Exercise directions —
Go through the lines below and copy each one that holds the string "existing".

[Dataset excerpts]
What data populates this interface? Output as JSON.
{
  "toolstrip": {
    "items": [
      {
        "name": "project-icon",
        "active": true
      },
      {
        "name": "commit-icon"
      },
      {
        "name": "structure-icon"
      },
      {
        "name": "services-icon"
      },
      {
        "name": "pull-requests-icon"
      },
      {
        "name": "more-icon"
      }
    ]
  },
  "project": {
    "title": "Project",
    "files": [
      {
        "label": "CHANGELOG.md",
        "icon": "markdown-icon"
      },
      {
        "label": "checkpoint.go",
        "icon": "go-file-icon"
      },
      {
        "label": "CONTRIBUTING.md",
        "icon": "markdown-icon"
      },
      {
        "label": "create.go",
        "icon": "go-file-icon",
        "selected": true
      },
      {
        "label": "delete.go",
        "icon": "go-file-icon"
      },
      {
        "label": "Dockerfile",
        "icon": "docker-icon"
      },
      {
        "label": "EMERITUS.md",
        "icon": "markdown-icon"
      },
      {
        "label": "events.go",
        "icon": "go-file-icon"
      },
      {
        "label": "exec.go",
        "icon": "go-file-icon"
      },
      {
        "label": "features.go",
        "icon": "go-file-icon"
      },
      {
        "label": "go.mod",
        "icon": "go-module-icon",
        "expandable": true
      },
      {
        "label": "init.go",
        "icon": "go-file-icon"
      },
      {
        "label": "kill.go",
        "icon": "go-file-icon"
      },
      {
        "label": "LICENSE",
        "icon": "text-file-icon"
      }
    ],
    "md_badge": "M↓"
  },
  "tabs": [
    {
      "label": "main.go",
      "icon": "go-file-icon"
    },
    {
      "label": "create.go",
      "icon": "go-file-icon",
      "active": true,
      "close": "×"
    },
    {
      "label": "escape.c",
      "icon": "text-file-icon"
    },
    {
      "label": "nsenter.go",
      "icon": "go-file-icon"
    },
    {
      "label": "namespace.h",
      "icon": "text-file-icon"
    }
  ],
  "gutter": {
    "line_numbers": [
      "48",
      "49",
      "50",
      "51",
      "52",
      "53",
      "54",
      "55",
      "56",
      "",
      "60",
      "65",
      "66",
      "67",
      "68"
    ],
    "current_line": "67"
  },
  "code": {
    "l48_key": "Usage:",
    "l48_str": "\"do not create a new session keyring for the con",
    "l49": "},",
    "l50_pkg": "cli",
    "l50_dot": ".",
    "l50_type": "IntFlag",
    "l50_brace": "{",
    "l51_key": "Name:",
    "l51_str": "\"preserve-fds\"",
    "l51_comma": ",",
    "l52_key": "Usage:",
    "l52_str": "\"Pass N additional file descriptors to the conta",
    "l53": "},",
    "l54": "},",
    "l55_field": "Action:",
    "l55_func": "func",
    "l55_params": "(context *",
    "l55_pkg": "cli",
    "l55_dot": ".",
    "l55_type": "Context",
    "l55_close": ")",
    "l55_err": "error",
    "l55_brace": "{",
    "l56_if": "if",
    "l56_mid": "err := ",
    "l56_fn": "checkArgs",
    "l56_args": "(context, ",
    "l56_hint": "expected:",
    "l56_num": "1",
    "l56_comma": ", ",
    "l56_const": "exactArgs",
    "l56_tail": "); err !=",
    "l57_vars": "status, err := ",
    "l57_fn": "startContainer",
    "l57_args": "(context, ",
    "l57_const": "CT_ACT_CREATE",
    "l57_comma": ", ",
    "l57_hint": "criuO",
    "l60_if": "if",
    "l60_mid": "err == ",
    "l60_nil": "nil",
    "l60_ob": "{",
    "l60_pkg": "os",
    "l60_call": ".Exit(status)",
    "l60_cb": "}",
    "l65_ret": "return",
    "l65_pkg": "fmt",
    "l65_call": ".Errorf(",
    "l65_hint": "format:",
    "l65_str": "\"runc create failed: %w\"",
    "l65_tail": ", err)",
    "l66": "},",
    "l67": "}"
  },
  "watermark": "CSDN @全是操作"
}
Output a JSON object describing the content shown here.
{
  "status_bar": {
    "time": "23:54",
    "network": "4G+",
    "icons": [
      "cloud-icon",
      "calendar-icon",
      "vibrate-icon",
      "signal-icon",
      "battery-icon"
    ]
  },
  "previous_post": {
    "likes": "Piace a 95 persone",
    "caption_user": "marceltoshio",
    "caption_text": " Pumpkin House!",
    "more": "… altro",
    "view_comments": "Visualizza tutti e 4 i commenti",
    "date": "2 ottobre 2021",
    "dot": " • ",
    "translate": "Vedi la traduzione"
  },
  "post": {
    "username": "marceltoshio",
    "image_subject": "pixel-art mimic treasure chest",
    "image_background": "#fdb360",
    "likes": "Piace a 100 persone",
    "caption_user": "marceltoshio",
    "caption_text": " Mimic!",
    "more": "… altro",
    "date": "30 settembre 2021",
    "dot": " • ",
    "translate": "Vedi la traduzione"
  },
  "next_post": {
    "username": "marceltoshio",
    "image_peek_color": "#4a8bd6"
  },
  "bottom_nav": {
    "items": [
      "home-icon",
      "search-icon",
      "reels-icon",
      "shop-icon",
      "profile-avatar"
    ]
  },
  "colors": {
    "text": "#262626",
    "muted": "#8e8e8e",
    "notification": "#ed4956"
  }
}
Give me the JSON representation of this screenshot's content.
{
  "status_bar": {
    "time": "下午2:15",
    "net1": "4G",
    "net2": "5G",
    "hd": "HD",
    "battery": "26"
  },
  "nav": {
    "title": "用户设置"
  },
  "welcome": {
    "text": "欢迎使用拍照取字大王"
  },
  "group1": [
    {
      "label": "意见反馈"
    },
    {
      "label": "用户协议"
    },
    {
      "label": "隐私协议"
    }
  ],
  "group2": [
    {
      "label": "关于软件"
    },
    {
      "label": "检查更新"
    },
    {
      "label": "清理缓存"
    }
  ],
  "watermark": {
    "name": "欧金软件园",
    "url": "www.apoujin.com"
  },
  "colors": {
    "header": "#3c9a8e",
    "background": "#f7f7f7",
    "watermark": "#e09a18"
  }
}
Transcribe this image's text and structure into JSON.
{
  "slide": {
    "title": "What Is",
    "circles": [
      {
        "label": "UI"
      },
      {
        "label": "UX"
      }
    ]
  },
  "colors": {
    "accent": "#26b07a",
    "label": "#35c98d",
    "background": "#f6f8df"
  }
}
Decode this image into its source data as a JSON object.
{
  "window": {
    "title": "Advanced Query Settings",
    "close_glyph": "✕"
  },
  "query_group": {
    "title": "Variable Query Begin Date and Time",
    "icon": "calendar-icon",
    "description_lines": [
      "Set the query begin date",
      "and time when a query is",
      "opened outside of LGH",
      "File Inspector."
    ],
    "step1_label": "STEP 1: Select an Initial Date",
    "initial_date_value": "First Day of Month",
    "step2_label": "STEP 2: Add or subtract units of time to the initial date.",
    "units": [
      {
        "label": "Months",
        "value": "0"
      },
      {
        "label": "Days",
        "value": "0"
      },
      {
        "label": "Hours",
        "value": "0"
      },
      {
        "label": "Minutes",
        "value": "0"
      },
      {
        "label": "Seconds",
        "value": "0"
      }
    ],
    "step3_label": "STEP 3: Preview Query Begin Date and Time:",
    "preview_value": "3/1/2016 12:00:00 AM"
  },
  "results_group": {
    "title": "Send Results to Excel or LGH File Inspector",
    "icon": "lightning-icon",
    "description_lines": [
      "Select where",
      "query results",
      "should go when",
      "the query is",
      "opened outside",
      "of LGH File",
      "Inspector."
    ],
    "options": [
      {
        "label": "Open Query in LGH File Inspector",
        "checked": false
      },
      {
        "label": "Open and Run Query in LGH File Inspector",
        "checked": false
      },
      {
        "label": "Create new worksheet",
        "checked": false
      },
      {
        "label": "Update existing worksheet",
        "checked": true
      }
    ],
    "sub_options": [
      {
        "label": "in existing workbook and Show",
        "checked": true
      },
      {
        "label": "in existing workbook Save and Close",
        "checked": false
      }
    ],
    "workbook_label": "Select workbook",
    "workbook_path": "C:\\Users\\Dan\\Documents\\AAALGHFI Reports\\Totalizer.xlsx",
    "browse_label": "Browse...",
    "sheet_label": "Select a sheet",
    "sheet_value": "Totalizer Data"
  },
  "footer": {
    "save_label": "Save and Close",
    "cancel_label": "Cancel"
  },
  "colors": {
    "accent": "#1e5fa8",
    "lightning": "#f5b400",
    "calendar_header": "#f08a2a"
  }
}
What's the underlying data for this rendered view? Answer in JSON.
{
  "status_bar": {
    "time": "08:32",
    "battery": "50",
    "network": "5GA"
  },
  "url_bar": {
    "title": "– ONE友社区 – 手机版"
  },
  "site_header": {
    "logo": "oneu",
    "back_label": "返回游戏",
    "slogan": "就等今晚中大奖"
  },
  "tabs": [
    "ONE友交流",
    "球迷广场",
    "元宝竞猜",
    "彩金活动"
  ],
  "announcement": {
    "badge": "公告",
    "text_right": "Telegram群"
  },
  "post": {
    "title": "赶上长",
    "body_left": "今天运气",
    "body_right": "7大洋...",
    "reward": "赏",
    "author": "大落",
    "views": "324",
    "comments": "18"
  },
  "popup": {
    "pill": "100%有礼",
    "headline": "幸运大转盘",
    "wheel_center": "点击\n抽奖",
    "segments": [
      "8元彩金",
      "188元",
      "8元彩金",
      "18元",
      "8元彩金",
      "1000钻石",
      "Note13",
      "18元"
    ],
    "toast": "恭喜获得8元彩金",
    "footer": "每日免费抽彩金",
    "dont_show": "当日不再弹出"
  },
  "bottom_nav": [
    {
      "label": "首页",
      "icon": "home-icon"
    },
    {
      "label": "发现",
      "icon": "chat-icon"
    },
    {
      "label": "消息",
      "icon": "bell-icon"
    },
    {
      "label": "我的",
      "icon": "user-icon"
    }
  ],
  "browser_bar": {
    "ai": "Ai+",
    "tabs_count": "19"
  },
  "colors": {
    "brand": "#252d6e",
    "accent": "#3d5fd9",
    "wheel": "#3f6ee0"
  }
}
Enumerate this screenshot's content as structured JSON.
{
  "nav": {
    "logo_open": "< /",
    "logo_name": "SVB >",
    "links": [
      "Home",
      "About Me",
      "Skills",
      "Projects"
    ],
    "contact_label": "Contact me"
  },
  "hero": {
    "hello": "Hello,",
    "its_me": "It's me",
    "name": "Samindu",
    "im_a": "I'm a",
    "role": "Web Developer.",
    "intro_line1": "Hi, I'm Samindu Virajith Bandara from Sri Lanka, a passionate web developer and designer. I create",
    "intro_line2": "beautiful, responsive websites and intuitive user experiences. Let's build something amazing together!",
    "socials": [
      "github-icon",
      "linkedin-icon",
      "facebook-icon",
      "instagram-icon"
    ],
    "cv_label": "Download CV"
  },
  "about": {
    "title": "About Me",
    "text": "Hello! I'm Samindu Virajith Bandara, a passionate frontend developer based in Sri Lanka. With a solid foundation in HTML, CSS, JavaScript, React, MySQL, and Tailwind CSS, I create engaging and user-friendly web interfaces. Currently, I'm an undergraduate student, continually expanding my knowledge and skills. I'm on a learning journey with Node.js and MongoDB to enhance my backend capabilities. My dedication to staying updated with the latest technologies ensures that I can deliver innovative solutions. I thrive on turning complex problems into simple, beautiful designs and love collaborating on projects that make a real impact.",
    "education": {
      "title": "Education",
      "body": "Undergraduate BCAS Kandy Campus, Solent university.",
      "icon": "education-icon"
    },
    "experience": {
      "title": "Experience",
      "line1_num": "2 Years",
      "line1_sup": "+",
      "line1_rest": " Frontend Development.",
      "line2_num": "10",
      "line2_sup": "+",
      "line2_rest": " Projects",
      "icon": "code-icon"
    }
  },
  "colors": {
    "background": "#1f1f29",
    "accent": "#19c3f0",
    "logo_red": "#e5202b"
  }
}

Result —
        "label": "Update existing worksheet",
        "label": "in existing workbook and Show",
        "label": "in existing workbook Save and Close",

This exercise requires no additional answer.